◆ **EXERCISE TASKS**:
A) In the passage on injection treatments for osteoarthritis, what is another name for prolotherapy?
B) Write the next part of the passage on injection treatments for osteoarthritis, picking up right after its last line.

◆ **EXCERPTED PASSAGE**:
++++++++

What are the risks or side effects? 
Negative side effects can include reactions at the injection site or swelling or pain in the joint. Rarely, viscosupplementation products can cause a drop in blood counts and fever.

For more information, visit the Viscosupplementation section of the Anti-Inflammatory Medications page, or the Medication Reference Guide section on Viscosupplementation.

Platelet rich plasma (PRP) injections

What is it? 
PRP is a kind of cell therapy for OA, where a sample of your own blood is drawn and processed in a centrifuge machine to separate platelets from red blood cells. The collected platelets are then injected into the joint, with the aim of stimulating regeneration and healing. 

Is it effective? 
“American College of Rheumatology guidelines recommend against using PRP,” says Dr King. One main concern, she says, is that there are not a lot of high-quality studies. Research questions include how should these injections be delivered? How many and how often injections are required? How does it work in the body? Which patients may see benefits? Is there a meaningful benefit in a high-quality study compared to a placebo? And if so, who should these treatments be targeted to, and when in the treatment? “We have a lot more research that's needed. And again, for that reason, this isn't a recommended treatment at this point.”

What are the risks or side effects? 
Because this treatment has not been rigorously studied, it’s difficult to evaluate the potential risks or side effects. Dr King adds she is sometimes asked about a related treatment for OA: stem cell therapy, where bone marrow aspirates are processed and injected into a joint. “In 2019, Health Canada actually put a safety alert out because of concerns of unproven health claims being made towards patients. And so there is ongoing research to understand whether this is effective for patients with osteoarthritis, but at this point, [it is] not recommended. We really need a lot more research.”

To learn more, visit: Platelet rich plasma treatment 

Prolotherapy injections 

What is it? 
This treatment is also called hypertonic dextrose injection. Dextrose is a sugar water solution, which is injected into ligaments, tendons or joints to treat OA. The idea behind the treatment is these injections promote the growth of normal cells and tissue by causing inflammation and prompting the ligament or joint to repair itself. 

Is it effective?

++++++++

◆ **RECORD EXCERPTS**:

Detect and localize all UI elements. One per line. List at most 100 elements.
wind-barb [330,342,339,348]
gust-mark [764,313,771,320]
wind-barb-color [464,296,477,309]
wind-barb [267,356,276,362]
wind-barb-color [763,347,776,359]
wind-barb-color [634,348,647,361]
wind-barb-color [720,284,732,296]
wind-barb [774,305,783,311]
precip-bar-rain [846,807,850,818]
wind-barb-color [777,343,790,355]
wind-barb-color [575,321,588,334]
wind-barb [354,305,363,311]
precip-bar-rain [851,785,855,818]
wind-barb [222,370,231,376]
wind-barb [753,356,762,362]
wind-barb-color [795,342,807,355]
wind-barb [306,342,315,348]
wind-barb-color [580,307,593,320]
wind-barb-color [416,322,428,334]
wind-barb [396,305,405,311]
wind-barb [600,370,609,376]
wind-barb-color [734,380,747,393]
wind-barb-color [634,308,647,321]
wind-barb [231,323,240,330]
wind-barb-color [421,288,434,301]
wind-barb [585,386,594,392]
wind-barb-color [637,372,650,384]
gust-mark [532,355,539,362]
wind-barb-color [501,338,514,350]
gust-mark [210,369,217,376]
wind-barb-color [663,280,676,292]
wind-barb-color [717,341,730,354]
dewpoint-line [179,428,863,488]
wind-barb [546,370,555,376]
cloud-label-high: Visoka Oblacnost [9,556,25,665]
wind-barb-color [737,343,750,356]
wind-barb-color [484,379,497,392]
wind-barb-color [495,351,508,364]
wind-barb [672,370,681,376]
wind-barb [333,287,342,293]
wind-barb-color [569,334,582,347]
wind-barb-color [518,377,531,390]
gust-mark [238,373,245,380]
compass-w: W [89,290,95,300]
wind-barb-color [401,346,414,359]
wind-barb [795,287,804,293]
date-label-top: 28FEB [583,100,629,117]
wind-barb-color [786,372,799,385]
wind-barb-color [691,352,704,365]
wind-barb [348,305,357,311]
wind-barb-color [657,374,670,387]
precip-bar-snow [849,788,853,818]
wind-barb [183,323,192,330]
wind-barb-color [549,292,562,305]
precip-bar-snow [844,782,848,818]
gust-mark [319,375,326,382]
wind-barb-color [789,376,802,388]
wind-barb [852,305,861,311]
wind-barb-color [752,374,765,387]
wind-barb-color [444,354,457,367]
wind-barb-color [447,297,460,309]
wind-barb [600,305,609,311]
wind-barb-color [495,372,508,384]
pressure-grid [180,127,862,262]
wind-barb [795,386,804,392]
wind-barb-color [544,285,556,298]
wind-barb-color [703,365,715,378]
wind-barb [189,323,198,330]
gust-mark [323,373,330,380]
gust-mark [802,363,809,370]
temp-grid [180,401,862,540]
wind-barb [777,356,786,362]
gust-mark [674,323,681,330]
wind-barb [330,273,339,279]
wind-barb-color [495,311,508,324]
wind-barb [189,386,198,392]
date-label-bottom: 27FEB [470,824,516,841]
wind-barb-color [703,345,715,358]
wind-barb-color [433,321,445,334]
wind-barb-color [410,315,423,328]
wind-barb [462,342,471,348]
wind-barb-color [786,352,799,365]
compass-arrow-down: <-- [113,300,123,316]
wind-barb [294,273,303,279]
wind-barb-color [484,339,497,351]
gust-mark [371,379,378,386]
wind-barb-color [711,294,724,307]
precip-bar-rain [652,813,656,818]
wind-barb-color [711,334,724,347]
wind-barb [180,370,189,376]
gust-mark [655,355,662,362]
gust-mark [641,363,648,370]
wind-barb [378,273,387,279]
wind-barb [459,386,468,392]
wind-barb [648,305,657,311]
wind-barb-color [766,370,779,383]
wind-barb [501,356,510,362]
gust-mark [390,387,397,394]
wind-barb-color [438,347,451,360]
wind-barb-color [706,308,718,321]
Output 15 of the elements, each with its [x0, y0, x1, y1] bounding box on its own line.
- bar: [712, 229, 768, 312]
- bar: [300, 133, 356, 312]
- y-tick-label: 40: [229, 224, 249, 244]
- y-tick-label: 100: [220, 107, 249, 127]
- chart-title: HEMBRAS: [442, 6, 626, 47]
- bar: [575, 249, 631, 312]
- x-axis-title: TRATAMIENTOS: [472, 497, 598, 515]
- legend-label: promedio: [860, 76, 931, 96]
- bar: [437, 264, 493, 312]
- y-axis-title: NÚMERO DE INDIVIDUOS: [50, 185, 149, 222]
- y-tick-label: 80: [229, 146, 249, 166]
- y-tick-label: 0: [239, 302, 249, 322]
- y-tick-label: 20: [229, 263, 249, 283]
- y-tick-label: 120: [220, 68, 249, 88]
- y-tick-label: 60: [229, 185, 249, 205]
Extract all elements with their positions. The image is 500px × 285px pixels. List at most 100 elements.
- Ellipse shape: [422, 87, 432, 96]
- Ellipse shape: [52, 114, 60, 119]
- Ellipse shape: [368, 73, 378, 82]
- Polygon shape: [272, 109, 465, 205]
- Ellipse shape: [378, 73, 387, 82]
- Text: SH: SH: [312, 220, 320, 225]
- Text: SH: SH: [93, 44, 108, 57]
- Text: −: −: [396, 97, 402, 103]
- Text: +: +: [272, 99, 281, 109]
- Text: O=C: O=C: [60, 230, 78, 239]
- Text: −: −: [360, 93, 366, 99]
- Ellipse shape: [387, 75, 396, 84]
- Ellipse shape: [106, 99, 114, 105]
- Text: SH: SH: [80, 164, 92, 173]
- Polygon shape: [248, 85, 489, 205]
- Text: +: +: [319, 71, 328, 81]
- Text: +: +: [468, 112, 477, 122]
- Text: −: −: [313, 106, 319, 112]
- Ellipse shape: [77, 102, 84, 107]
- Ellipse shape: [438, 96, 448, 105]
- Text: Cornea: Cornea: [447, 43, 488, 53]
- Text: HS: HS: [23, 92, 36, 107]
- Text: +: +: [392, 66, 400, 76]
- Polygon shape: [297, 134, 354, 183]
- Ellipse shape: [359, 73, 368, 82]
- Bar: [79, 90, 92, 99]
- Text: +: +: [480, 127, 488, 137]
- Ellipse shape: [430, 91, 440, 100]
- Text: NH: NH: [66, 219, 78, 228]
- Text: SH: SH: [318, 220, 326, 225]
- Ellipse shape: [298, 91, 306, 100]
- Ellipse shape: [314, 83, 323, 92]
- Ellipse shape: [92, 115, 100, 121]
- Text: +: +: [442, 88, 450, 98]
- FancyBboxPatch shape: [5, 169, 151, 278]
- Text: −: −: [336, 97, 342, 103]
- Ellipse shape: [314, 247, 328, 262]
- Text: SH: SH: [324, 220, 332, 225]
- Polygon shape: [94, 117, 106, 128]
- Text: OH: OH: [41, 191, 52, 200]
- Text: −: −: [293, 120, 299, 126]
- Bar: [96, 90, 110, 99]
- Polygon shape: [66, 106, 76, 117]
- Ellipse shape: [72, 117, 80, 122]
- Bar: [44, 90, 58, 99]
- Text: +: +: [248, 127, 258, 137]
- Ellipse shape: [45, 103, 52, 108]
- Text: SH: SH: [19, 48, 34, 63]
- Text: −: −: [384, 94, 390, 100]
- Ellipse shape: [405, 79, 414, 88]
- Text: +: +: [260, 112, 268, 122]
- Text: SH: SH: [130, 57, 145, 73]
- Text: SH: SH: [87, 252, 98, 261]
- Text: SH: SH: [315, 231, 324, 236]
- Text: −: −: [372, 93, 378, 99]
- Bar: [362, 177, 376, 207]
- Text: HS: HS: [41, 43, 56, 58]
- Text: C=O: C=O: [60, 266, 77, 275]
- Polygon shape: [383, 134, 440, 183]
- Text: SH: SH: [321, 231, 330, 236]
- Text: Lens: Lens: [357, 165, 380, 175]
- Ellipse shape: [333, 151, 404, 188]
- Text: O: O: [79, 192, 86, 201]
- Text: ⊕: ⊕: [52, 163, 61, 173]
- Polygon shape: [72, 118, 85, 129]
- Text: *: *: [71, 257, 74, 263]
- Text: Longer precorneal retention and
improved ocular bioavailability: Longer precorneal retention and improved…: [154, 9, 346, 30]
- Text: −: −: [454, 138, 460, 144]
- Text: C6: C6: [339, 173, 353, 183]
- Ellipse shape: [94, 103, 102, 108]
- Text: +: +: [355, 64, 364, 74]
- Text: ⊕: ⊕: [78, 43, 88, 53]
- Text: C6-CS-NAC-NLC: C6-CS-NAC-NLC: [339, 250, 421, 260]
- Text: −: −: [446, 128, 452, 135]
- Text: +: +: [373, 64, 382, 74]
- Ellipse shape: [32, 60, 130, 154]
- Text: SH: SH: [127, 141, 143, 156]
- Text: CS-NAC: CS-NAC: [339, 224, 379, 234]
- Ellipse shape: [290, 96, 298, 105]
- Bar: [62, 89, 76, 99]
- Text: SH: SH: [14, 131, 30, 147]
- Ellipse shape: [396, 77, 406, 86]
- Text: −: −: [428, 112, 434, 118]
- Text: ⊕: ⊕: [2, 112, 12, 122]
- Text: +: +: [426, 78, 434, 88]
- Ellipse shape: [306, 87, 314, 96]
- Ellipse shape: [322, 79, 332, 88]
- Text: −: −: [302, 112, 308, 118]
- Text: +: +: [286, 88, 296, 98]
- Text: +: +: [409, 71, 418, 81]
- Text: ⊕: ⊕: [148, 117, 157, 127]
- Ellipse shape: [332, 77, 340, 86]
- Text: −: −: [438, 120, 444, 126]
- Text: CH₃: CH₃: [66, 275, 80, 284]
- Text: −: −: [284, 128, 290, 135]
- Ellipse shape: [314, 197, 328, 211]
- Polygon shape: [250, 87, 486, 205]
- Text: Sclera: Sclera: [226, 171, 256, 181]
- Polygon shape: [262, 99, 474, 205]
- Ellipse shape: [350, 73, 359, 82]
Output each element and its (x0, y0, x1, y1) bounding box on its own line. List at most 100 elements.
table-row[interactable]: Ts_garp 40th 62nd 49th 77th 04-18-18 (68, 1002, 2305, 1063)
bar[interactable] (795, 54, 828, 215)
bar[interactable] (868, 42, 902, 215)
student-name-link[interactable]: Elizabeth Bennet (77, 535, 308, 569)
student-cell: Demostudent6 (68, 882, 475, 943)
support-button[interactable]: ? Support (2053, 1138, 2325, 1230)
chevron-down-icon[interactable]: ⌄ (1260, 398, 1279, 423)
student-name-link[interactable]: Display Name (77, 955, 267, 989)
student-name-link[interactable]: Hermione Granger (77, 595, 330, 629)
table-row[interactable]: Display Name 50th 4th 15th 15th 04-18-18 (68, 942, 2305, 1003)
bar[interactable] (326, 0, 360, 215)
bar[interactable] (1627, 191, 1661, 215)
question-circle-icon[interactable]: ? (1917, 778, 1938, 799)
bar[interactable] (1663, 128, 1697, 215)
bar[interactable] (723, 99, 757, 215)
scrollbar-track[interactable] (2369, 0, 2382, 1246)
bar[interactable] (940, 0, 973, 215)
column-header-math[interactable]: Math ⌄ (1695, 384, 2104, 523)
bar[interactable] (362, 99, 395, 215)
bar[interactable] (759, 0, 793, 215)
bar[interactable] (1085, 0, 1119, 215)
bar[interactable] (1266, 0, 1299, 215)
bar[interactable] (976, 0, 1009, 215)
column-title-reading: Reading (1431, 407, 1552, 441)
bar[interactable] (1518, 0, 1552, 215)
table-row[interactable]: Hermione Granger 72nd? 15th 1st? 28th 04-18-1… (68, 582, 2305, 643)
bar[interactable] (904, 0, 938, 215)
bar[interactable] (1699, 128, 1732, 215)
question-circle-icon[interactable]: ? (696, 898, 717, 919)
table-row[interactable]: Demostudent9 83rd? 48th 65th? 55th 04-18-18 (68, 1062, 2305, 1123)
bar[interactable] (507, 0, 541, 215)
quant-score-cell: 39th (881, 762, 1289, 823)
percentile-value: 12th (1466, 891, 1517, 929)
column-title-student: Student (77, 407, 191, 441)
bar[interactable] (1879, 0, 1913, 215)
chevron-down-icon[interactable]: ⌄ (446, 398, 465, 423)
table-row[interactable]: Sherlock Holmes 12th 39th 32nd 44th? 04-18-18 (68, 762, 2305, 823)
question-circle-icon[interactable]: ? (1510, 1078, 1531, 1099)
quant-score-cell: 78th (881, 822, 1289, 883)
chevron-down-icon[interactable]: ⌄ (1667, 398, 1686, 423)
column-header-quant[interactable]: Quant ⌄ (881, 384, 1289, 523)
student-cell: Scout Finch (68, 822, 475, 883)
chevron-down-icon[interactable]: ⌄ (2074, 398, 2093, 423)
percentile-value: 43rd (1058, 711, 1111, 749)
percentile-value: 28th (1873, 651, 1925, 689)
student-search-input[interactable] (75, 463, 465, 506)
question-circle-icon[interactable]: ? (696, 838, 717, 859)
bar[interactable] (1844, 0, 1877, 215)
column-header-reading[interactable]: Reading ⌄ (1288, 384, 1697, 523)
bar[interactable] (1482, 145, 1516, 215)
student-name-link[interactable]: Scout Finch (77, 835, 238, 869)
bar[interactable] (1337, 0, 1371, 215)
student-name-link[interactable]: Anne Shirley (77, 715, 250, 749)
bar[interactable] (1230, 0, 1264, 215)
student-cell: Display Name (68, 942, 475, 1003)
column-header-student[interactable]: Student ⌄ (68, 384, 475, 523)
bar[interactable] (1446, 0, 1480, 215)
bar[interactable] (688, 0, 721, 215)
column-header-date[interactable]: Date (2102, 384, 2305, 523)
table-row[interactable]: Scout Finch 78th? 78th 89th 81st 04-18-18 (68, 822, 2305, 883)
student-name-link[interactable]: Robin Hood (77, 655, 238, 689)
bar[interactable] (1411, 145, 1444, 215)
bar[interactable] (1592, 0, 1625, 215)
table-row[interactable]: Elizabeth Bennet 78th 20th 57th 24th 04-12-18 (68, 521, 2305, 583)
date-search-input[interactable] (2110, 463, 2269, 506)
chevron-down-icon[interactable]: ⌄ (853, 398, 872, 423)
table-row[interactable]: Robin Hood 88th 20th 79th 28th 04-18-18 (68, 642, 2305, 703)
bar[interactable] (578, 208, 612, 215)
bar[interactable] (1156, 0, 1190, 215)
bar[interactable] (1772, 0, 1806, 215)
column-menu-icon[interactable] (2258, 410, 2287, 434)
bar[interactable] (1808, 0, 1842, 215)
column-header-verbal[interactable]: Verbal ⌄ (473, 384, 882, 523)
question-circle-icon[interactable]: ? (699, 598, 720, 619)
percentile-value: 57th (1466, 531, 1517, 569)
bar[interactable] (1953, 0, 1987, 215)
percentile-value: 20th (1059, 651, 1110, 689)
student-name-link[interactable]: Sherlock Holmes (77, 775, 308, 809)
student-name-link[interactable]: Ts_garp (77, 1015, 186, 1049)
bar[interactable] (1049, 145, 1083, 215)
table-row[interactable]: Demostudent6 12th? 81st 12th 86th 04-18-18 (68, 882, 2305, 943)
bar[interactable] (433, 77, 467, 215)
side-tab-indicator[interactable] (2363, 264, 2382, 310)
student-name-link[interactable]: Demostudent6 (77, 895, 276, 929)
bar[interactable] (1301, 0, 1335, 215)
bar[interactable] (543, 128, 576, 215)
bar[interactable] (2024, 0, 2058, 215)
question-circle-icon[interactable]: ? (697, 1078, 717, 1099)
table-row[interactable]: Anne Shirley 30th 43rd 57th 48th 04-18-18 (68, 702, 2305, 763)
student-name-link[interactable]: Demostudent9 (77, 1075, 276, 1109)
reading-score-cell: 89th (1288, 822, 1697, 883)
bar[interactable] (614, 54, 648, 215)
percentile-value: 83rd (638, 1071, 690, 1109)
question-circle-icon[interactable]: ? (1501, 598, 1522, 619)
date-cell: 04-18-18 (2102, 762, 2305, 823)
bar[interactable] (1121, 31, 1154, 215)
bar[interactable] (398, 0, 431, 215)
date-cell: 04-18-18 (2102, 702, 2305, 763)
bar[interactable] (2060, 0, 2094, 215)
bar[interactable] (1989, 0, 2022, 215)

++++++++

◆ **RESPONSES TO THE TASKS**:
A) Hypertonic dextrose injection.

B)
“This [treatment] isn’t something that that we discuss within the rheumatology community all that much, because studies are very small, there's a very small number of participants and again it’s not really clear how this should be delivered. This isn’t a recommended treatment in our guidelines,” explains Dr King. Because health care providers and researchers just don’t have enough information about how to deliver prolotherapy, how it works, the costs involved and whether it results in any meaningful improvement in symptoms, it is not recommended in the international OA treatment guidelines.

What are the risks or side effects? 
Because this treatment has not been rigorously studied, it’s difficult to evaluate the potential risks or side effects.

For more information, visit: Prolotherapy injections

What’s the bottom line? 

Injectable treatments are an exciting area, but there is a lot more work to be done. “As a clinician, I really want to have effective treatments to offer patients and be able to individualize them to patients, take into account their preferences [and] where they are in their disease journey,” says Dr King. “But as a scientist, I take pause with the evidence for injections [aside from steroid injections] to date. We’re not there yet with the data.”

The good news, she says is that there are lots of studies ongoing worldwide to give us some better answers. “Treatment of arthritis really is a multi-pronged approach. It’s important for patients to have the knowledge and be equipped with the evidence around the injections to see where this may fit in their whole treatment plan. We know there are non-pharmacological treatments that work better to improve pain, to improve function, in the long term, with the focus on education, weight management, exercise. Injections like glucocorticoids can play a supportive adjunct role.”